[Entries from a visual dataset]
* * * * * * *

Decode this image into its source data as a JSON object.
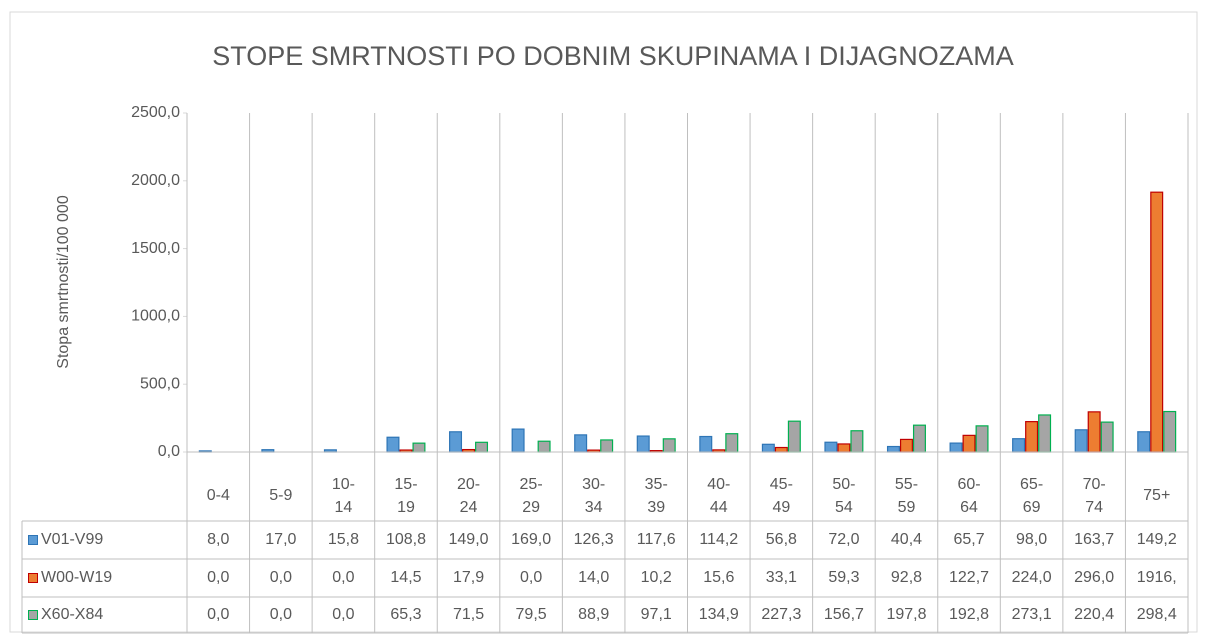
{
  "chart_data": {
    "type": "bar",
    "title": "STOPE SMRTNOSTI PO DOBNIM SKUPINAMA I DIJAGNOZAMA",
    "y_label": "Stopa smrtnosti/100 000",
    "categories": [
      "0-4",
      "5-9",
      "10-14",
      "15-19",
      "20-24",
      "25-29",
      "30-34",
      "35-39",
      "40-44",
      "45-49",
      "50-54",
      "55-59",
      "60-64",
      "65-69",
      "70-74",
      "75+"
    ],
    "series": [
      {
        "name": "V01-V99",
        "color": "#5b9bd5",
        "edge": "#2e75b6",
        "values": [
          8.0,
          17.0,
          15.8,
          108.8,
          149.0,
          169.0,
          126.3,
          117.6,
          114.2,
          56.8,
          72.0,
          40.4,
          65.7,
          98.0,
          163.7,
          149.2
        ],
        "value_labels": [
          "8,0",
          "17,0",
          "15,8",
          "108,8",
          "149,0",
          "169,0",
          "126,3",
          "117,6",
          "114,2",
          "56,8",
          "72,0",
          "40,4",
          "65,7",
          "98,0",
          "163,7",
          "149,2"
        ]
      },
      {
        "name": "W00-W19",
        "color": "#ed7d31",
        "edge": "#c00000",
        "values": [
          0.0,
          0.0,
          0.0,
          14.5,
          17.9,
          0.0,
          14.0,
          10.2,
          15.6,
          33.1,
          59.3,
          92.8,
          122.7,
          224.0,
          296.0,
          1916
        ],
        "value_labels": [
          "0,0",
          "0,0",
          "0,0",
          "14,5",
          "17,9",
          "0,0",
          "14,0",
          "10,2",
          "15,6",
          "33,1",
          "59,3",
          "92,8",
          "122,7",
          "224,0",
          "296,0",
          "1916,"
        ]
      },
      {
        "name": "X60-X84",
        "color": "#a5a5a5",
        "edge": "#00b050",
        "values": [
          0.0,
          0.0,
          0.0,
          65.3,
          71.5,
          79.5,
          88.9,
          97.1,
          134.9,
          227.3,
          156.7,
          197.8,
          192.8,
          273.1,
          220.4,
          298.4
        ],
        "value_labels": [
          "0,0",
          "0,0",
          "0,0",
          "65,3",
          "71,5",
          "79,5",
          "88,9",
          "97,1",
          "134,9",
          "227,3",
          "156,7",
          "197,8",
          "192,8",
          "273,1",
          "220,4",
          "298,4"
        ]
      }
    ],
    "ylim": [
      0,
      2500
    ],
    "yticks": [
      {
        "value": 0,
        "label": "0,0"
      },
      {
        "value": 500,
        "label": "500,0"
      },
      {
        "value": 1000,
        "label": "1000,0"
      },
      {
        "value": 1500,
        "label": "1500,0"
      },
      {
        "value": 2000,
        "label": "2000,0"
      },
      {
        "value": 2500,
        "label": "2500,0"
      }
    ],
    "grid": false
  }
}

* * * * * * *

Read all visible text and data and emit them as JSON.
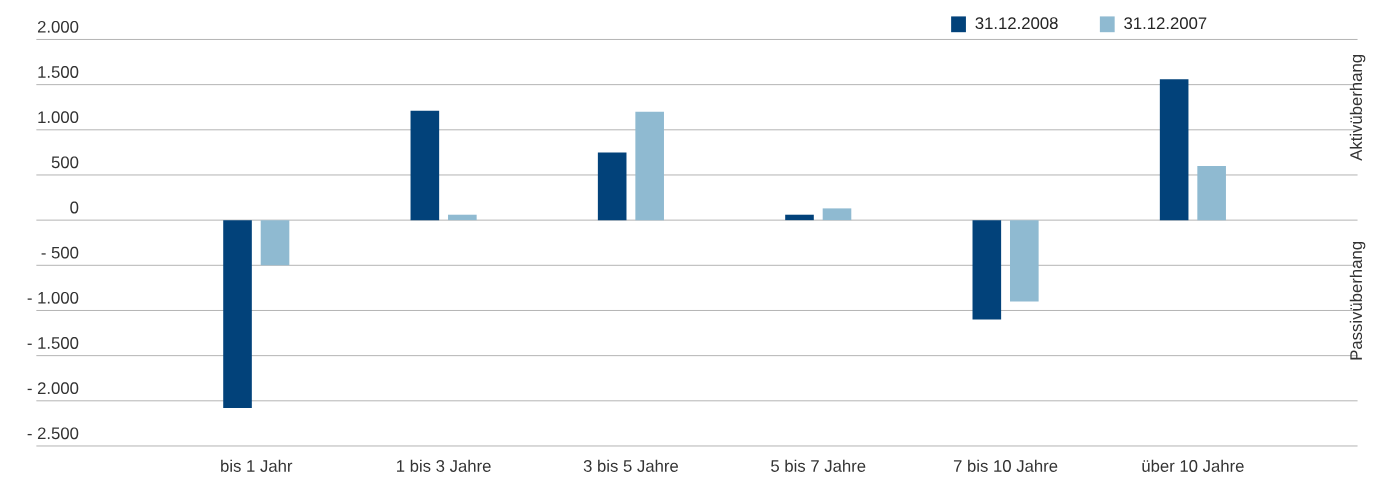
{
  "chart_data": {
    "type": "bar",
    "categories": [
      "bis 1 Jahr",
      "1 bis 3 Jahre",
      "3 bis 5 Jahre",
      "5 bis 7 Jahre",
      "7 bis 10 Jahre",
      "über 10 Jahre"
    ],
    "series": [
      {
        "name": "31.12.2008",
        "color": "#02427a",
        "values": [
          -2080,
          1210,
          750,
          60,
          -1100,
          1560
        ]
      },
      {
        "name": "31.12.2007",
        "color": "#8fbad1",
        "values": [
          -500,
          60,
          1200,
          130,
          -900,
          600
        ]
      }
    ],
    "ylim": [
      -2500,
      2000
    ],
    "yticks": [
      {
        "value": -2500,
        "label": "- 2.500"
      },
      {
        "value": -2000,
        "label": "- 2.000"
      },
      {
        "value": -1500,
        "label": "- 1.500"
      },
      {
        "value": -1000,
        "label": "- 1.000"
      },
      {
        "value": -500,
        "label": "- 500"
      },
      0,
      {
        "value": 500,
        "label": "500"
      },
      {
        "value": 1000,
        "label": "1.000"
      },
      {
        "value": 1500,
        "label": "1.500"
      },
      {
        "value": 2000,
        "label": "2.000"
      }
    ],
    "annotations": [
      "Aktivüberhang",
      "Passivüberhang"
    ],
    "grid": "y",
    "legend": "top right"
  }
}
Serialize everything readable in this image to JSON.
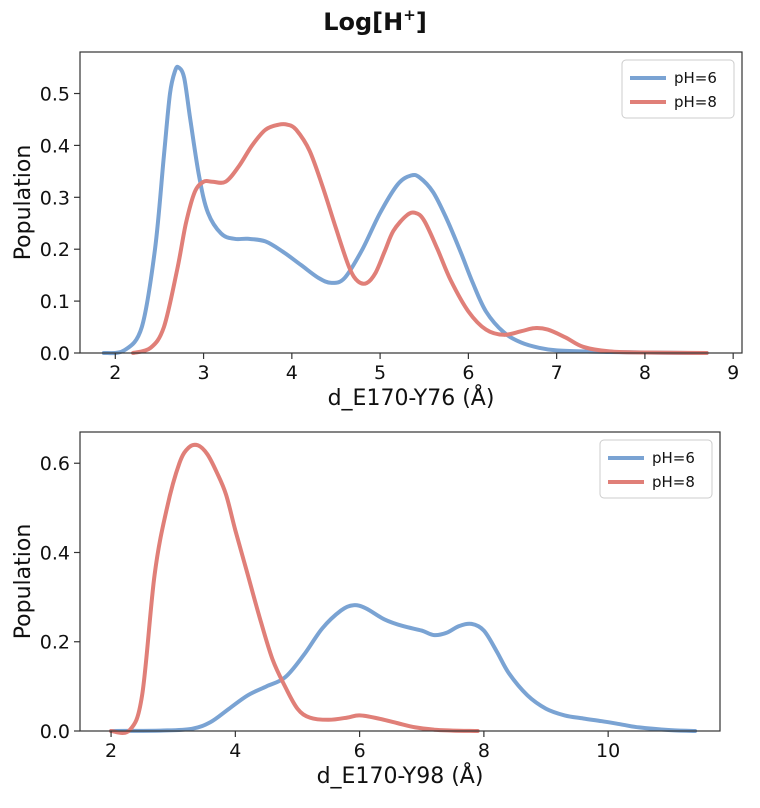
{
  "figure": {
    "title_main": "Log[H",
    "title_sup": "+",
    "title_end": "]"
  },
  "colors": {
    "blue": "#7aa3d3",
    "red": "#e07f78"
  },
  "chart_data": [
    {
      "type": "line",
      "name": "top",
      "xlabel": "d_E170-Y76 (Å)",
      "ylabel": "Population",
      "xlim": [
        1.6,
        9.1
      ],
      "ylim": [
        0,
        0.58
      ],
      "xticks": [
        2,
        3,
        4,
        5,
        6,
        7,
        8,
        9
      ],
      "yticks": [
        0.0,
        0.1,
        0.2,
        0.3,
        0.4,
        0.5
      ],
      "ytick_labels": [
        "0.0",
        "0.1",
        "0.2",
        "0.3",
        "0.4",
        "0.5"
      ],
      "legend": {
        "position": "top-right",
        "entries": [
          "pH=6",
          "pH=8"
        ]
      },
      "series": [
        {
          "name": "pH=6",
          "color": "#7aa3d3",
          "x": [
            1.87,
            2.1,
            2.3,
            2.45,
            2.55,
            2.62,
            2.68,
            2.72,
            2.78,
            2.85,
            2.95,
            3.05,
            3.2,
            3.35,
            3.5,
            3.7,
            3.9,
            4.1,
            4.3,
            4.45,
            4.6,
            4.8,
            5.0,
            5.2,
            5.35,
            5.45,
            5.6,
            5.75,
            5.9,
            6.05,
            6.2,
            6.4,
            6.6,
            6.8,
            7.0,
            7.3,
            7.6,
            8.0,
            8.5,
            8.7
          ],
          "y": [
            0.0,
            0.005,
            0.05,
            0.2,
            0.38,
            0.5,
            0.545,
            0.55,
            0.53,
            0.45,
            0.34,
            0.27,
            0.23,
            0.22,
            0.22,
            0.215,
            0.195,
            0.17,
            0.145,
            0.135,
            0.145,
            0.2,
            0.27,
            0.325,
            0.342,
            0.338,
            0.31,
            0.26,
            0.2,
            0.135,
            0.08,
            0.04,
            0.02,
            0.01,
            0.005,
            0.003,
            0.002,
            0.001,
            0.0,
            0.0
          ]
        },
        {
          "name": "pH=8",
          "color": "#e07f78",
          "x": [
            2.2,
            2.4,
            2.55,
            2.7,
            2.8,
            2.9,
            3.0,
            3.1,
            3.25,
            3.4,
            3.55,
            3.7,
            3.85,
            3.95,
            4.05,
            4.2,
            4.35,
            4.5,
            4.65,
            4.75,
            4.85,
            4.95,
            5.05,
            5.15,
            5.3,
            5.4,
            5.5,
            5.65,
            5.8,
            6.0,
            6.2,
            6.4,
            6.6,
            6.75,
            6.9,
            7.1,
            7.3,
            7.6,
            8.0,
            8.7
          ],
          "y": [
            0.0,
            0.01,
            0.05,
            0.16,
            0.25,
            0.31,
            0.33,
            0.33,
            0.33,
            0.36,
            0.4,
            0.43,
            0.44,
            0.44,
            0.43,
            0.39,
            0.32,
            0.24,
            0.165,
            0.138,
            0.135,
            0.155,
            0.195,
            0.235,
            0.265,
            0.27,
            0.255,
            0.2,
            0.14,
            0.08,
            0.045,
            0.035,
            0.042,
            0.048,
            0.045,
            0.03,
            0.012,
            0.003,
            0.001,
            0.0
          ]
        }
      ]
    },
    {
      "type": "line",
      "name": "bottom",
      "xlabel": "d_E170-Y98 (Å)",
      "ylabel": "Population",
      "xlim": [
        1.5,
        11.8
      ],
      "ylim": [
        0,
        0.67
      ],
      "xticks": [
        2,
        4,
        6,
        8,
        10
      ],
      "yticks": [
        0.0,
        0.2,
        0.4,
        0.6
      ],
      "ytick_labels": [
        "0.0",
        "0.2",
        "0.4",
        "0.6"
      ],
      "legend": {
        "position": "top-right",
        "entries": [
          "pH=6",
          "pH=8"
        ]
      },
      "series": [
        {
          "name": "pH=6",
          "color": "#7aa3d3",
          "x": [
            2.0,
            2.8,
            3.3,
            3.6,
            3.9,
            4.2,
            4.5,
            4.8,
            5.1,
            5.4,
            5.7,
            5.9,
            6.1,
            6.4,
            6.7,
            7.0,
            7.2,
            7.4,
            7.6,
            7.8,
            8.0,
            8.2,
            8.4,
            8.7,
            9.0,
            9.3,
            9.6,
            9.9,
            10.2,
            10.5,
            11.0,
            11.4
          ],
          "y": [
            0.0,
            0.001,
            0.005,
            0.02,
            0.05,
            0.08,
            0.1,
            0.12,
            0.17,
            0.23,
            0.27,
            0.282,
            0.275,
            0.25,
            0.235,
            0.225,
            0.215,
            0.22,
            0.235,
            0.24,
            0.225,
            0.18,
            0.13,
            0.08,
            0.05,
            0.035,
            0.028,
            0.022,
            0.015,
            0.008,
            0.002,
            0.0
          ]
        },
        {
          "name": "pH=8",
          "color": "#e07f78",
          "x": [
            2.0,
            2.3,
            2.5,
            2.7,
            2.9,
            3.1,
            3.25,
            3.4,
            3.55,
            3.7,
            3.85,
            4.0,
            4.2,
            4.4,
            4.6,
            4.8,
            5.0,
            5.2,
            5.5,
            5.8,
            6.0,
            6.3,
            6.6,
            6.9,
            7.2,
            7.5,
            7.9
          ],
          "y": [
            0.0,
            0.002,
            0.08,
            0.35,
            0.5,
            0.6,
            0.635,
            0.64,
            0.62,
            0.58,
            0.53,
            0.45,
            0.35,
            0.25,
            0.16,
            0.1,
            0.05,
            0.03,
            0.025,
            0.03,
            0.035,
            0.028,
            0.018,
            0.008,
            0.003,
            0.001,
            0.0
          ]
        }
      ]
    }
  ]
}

* * * * * * *

• WRITTEN EXERCISE:
Read through the entries and copy each line in which "JSON" appears.

• ANSWER TO THIS PROBLEM:
Decode this image into its source data as a JSON object.
Read all visible text and data and emit them as JSON.
Serialize everything readable in this image to JSON.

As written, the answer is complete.